Using the records below, please work out how many lines contain "from"; answer with the number alone.

### [MATERIAL FOR THIS TASK]
---

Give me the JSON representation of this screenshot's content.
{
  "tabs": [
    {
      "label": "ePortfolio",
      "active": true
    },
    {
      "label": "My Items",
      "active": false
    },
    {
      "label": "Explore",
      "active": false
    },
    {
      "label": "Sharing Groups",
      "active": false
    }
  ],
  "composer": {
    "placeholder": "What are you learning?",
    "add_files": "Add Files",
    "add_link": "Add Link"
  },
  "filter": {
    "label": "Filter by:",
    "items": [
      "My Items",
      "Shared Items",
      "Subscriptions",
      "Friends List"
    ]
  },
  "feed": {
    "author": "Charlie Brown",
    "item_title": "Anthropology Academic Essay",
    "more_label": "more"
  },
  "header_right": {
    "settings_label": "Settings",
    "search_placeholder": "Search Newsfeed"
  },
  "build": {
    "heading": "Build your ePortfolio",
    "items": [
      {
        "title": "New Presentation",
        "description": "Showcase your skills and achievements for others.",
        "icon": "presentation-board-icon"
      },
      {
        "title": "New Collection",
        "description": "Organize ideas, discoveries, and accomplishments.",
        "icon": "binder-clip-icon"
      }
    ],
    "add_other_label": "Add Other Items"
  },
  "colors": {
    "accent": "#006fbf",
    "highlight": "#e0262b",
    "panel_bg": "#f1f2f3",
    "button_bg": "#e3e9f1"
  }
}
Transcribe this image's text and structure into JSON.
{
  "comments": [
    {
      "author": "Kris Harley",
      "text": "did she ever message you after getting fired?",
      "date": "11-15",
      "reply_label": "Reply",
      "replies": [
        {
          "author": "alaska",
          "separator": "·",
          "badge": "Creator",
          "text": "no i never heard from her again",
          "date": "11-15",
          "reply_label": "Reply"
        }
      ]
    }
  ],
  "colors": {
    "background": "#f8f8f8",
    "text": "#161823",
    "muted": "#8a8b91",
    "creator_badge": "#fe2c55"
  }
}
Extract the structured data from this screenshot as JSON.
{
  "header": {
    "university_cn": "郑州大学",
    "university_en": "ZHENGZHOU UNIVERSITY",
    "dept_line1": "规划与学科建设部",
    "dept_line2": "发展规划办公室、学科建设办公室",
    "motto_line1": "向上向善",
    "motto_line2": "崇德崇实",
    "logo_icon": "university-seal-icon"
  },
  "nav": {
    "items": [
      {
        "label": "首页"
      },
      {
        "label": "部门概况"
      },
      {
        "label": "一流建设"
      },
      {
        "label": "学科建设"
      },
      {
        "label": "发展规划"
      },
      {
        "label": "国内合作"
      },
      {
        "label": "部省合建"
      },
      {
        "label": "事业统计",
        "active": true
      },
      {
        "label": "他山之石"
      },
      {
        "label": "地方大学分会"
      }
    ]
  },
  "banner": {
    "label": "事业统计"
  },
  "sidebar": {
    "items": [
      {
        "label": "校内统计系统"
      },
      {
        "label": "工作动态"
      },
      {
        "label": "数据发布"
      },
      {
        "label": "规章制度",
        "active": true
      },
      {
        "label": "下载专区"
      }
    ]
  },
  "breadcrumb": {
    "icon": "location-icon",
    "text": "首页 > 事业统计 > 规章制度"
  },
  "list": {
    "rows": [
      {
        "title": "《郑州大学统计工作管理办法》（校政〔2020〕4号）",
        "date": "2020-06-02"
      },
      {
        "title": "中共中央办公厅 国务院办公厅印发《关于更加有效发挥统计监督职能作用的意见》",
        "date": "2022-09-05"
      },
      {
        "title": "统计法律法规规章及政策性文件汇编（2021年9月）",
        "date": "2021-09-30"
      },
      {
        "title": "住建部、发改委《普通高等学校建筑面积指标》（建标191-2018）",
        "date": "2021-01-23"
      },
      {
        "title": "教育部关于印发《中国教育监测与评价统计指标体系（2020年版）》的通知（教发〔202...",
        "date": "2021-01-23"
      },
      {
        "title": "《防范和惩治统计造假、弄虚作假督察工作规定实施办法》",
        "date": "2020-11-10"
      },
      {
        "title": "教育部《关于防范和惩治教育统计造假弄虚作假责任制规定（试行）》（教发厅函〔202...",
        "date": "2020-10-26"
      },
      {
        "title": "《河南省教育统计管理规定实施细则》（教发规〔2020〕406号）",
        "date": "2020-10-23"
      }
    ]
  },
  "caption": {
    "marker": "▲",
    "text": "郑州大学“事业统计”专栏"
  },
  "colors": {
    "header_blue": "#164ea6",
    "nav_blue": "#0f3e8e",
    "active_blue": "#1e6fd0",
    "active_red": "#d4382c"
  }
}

---

### [SOLUTION]
2